- _What is asked_
Quote each line of the material verbatim, without the pictures.

- _Data for this task_

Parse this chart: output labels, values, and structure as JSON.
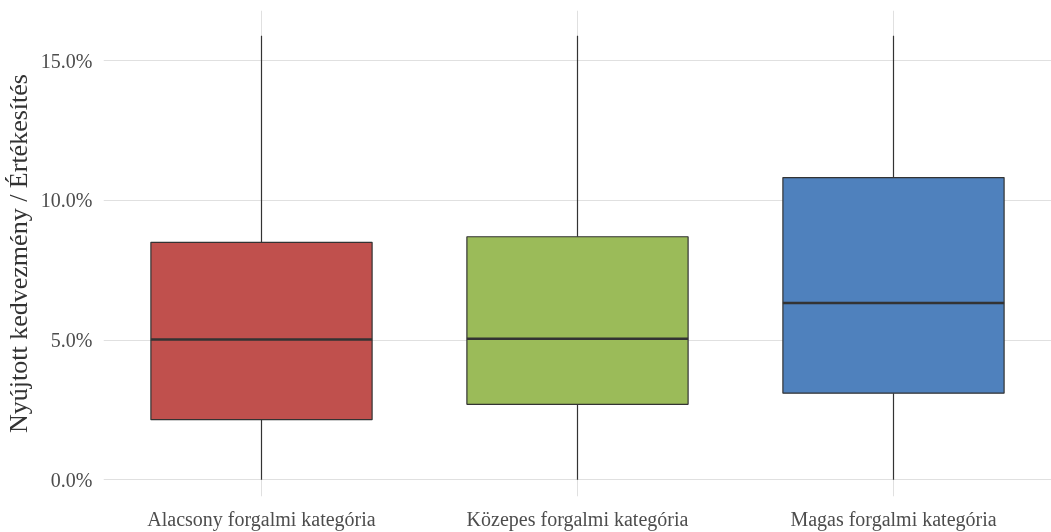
{
  "chart_data": {
    "type": "box",
    "ylabel": "Nyújtott kedvezmény / Értékesítés",
    "categories": [
      "Alacsony forgalmi kategória",
      "Közepes forgalmi kategória",
      "Magas forgalmi kategória"
    ],
    "colors": [
      "#c0504d",
      "#9bbb59",
      "#4f81bd"
    ],
    "boxes": [
      {
        "low": 0,
        "q1": 2.15,
        "median": 5.02,
        "q3": 8.5,
        "high": 15.9
      },
      {
        "low": 0,
        "q1": 2.7,
        "median": 5.05,
        "q3": 8.7,
        "high": 15.9
      },
      {
        "low": 0,
        "q1": 3.1,
        "median": 6.33,
        "q3": 10.82,
        "high": 15.9
      }
    ],
    "ylim": [
      -0.6,
      16.8
    ],
    "yticks": [
      {
        "value": 0,
        "label": "0.0%"
      },
      {
        "value": 5,
        "label": "5.0%"
      },
      {
        "value": 10,
        "label": "10.0%"
      },
      {
        "value": 15,
        "label": "15.0%"
      }
    ],
    "grid": true
  }
}
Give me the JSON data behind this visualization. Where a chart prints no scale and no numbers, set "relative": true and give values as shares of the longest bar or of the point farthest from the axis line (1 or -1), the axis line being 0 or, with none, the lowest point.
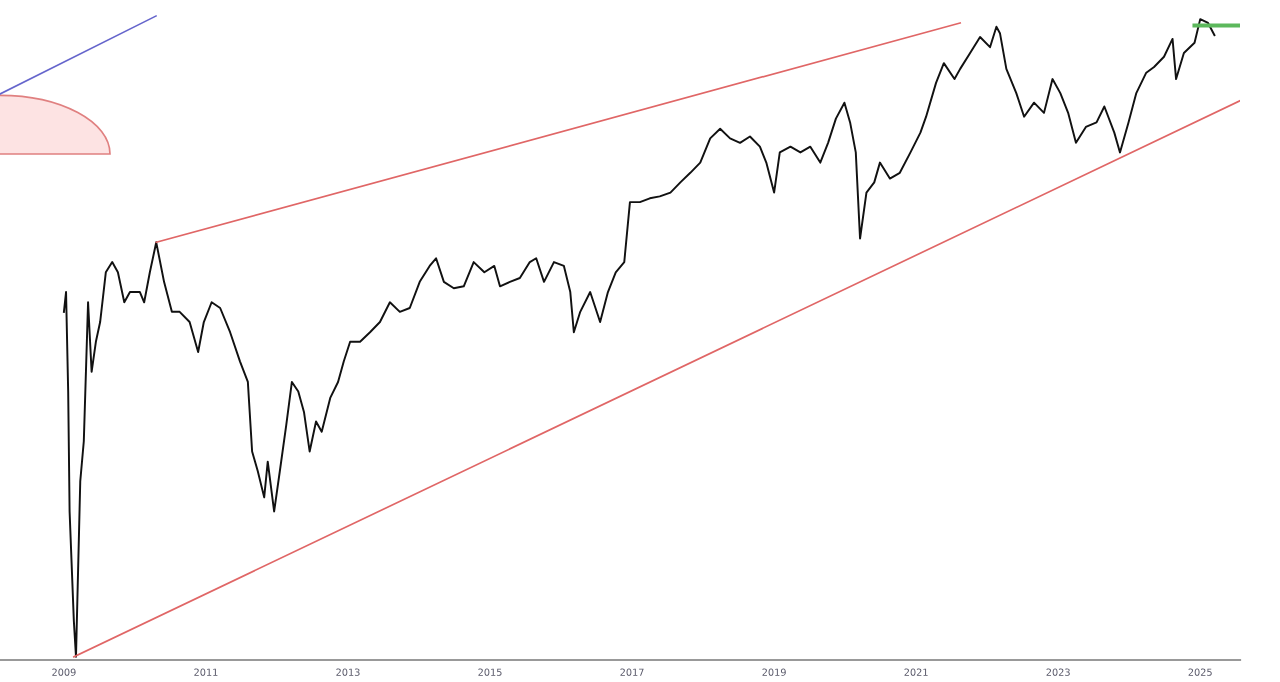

- _Task result_
Parse this chart: output labels, values, and structure as JSON.
{
  "chart_data": {
    "type": "box",
    "ylabel": "Nyújtott kedvezmény / Értékesítés",
    "categories": [
      "Alacsony forgalmi kategória",
      "Közepes forgalmi kategória",
      "Magas forgalmi kategória"
    ],
    "colors": [
      "#c0504d",
      "#9bbb59",
      "#4f81bd"
    ],
    "boxes": [
      {
        "low": 0,
        "q1": 2.15,
        "median": 5.02,
        "q3": 8.5,
        "high": 15.9
      },
      {
        "low": 0,
        "q1": 2.7,
        "median": 5.05,
        "q3": 8.7,
        "high": 15.9
      },
      {
        "low": 0,
        "q1": 3.1,
        "median": 6.33,
        "q3": 10.82,
        "high": 15.9
      }
    ],
    "ylim": [
      -0.6,
      16.8
    ],
    "yticks": [
      {
        "value": 0,
        "label": "0.0%"
      },
      {
        "value": 5,
        "label": "5.0%"
      },
      {
        "value": 10,
        "label": "10.0%"
      },
      {
        "value": 15,
        "label": "15.0%"
      }
    ],
    "grid": true
  }
}
Give me the JSON data behind this visualization. Where a chart prints no scale and no numbers, set "relative": true and give values as shares of the longest bar or of the point farthest from the axis line (1 or -1), the axis line being 0 or, with none, the lowest point.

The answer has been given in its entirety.